---- Working data

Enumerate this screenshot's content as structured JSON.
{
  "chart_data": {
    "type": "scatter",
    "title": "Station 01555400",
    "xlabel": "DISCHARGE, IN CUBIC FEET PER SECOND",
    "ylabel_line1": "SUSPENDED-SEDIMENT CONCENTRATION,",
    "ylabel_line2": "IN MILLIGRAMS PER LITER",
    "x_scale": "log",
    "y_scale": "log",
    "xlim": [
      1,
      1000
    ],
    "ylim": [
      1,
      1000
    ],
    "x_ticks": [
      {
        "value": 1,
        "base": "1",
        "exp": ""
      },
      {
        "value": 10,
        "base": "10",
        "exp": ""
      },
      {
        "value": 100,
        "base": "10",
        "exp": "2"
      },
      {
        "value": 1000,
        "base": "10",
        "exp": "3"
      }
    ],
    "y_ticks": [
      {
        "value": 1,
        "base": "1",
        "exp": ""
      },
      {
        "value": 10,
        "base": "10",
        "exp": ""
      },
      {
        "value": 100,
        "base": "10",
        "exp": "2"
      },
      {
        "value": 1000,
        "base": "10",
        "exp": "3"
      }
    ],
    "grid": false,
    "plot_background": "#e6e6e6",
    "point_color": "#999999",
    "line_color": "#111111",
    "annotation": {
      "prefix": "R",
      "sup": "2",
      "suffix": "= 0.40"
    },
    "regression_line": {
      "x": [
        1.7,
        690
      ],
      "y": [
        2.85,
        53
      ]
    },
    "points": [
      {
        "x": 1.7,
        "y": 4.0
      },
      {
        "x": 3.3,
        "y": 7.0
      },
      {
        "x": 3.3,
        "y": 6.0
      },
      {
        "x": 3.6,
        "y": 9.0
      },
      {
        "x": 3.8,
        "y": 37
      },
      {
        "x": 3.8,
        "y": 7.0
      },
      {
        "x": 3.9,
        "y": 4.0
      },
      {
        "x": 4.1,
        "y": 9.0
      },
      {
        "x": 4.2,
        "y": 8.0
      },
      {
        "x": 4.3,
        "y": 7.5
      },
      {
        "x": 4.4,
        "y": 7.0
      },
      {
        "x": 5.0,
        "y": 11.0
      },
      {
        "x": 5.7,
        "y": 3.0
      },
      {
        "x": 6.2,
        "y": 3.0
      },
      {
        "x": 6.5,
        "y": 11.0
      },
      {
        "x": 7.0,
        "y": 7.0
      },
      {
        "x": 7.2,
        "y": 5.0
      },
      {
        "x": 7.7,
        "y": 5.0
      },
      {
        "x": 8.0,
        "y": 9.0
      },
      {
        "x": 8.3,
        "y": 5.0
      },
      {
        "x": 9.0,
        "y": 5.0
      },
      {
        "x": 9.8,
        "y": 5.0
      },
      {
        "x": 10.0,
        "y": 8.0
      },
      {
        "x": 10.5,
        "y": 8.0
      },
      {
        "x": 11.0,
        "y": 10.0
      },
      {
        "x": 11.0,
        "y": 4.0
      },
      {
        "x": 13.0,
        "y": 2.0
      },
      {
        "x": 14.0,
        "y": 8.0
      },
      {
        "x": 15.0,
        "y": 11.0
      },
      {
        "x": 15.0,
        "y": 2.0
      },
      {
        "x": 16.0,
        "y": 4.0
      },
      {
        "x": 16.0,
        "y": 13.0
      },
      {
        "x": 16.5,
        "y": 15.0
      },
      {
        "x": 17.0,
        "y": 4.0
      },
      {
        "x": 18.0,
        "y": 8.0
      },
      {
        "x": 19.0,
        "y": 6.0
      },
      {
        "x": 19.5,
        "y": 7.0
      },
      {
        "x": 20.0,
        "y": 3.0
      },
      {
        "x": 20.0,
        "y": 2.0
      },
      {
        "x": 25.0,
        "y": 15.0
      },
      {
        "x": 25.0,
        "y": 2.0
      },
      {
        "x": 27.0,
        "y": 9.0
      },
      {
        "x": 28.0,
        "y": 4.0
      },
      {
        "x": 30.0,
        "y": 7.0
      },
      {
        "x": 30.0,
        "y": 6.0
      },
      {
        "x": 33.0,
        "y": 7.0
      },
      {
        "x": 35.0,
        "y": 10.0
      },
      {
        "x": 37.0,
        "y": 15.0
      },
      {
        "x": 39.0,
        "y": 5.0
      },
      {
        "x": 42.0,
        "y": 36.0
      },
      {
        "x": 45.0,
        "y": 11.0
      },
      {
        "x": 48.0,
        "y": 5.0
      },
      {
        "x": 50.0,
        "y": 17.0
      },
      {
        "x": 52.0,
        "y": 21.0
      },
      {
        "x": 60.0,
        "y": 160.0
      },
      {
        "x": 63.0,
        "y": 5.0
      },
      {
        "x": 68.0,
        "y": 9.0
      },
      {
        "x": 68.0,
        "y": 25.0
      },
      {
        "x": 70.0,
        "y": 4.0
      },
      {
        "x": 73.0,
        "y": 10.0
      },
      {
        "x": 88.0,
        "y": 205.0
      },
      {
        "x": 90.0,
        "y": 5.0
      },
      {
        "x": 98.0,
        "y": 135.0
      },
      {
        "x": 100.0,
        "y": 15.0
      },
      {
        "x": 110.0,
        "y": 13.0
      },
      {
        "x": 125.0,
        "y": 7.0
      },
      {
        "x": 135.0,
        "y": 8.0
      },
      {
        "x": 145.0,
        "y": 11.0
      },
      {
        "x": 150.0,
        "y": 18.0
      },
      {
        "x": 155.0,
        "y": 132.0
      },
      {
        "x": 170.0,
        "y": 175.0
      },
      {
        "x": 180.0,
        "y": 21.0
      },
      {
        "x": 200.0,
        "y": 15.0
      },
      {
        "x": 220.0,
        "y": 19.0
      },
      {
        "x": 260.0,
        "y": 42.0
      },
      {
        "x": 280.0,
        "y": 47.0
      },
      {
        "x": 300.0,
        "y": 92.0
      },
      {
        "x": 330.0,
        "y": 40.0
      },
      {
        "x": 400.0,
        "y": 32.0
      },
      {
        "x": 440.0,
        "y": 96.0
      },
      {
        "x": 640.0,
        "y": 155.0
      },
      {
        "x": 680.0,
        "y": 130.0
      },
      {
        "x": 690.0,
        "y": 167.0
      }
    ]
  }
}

--------

### Exercise
Copy out each line exactly.

### Finished task
Enumerate this screenshot's content as structured JSON.
{
  "chart_data": {
    "type": "scatter",
    "title": "Station 01555400",
    "xlabel": "DISCHARGE, IN CUBIC FEET PER SECOND",
    "ylabel_line1": "SUSPENDED-SEDIMENT CONCENTRATION,",
    "ylabel_line2": "IN MILLIGRAMS PER LITER",
    "x_scale": "log",
    "y_scale": "log",
    "xlim": [
      1,
      1000
    ],
    "ylim": [
      1,
      1000
    ],
    "x_ticks": [
      {
        "value": 1,
        "base": "1",
        "exp": ""
      },
      {
        "value": 10,
        "base": "10",
        "exp": ""
      },
      {
        "value": 100,
        "base": "10",
        "exp": "2"
      },
      {
        "value": 1000,
        "base": "10",
        "exp": "3"
      }
    ],
    "y_ticks": [
      {
        "value": 1,
        "base": "1",
        "exp": ""
      },
      {
        "value": 10,
        "base": "10",
        "exp": ""
      },
      {
        "value": 100,
        "base": "10",
        "exp": "2"
      },
      {
        "value": 1000,
        "base": "10",
        "exp": "3"
      }
    ],
    "grid": false,
    "plot_background": "#e6e6e6",
    "point_color": "#999999",
    "line_color": "#111111",
    "annotation": {
      "prefix": "R",
      "sup": "2",
      "suffix": "= 0.40"
    },
    "regression_line": {
      "x": [
        1.7,
        690
      ],
      "y": [
        2.85,
        53
      ]
    },
    "points": [
      {
        "x": 1.7,
        "y": 4.0
      },
      {
        "x": 3.3,
        "y": 7.0
      },
      {
        "x": 3.3,
        "y": 6.0
      },
      {
        "x": 3.6,
        "y": 9.0
      },
      {
        "x": 3.8,
        "y": 37
      },
      {
        "x": 3.8,
        "y": 7.0
      },
      {
        "x": 3.9,
        "y": 4.0
      },
      {
        "x": 4.1,
        "y": 9.0
      },
      {
        "x": 4.2,
        "y": 8.0
      },
      {
        "x": 4.3,
        "y": 7.5
      },
      {
        "x": 4.4,
        "y": 7.0
      },
      {
        "x": 5.0,
        "y": 11.0
      },
      {
        "x": 5.7,
        "y": 3.0
      },
      {
        "x": 6.2,
        "y": 3.0
      },
      {
        "x": 6.5,
        "y": 11.0
      },
      {
        "x": 7.0,
        "y": 7.0
      },
      {
        "x": 7.2,
        "y": 5.0
      },
      {
        "x": 7.7,
        "y": 5.0
      },
      {
        "x": 8.0,
        "y": 9.0
      },
      {
        "x": 8.3,
        "y": 5.0
      },
      {
        "x": 9.0,
        "y": 5.0
      },
      {
        "x": 9.8,
        "y": 5.0
      },
      {
        "x": 10.0,
        "y": 8.0
      },
      {
        "x": 10.5,
        "y": 8.0
      },
      {
        "x": 11.0,
        "y": 10.0
      },
      {
        "x": 11.0,
        "y": 4.0
      },
      {
        "x": 13.0,
        "y": 2.0
      },
      {
        "x": 14.0,
        "y": 8.0
      },
      {
        "x": 15.0,
        "y": 11.0
      },
      {
        "x": 15.0,
        "y": 2.0
      },
      {
        "x": 16.0,
        "y": 4.0
      },
      {
        "x": 16.0,
        "y": 13.0
      },
      {
        "x": 16.5,
        "y": 15.0
      },
      {
        "x": 17.0,
        "y": 4.0
      },
      {
        "x": 18.0,
        "y": 8.0
      },
      {
        "x": 19.0,
        "y": 6.0
      },
      {
        "x": 19.5,
        "y": 7.0
      },
      {
        "x": 20.0,
        "y": 3.0
      },
      {
        "x": 20.0,
        "y": 2.0
      },
      {
        "x": 25.0,
        "y": 15.0
      },
      {
        "x": 25.0,
        "y": 2.0
      },
      {
        "x": 27.0,
        "y": 9.0
      },
      {
        "x": 28.0,
        "y": 4.0
      },
      {
        "x": 30.0,
        "y": 7.0
      },
      {
        "x": 30.0,
        "y": 6.0
      },
      {
        "x": 33.0,
        "y": 7.0
      },
      {
        "x": 35.0,
        "y": 10.0
      },
      {
        "x": 37.0,
        "y": 15.0
      },
      {
        "x": 39.0,
        "y": 5.0
      },
      {
        "x": 42.0,
        "y": 36.0
      },
      {
        "x": 45.0,
        "y": 11.0
      },
      {
        "x": 48.0,
        "y": 5.0
      },
      {
        "x": 50.0,
        "y": 17.0
      },
      {
        "x": 52.0,
        "y": 21.0
      },
      {
        "x": 60.0,
        "y": 160.0
      },
      {
        "x": 63.0,
        "y": 5.0
      },
      {
        "x": 68.0,
        "y": 9.0
      },
      {
        "x": 68.0,
        "y": 25.0
      },
      {
        "x": 70.0,
        "y": 4.0
      },
      {
        "x": 73.0,
        "y": 10.0
      },
      {
        "x": 88.0,
        "y": 205.0
      },
      {
        "x": 90.0,
        "y": 5.0
      },
      {
        "x": 98.0,
        "y": 135.0
      },
      {
        "x": 100.0,
        "y": 15.0
      },
      {
        "x": 110.0,
        "y": 13.0
      },
      {
        "x": 125.0,
        "y": 7.0
      },
      {
        "x": 135.0,
        "y": 8.0
      },
      {
        "x": 145.0,
        "y": 11.0
      },
      {
        "x": 150.0,
        "y": 18.0
      },
      {
        "x": 155.0,
        "y": 132.0
      },
      {
        "x": 170.0,
        "y": 175.0
      },
      {
        "x": 180.0,
        "y": 21.0
      },
      {
        "x": 200.0,
        "y": 15.0
      },
      {
        "x": 220.0,
        "y": 19.0
      },
      {
        "x": 260.0,
        "y": 42.0
      },
      {
        "x": 280.0,
        "y": 47.0
      },
      {
        "x": 300.0,
        "y": 92.0
      },
      {
        "x": 330.0,
        "y": 40.0
      },
      {
        "x": 400.0,
        "y": 32.0
      },
      {
        "x": 440.0,
        "y": 96.0
      },
      {
        "x": 640.0,
        "y": 155.0
      },
      {
        "x": 680.0,
        "y": 130.0
      },
      {
        "x": 690.0,
        "y": 167.0
      }
    ]
  }
}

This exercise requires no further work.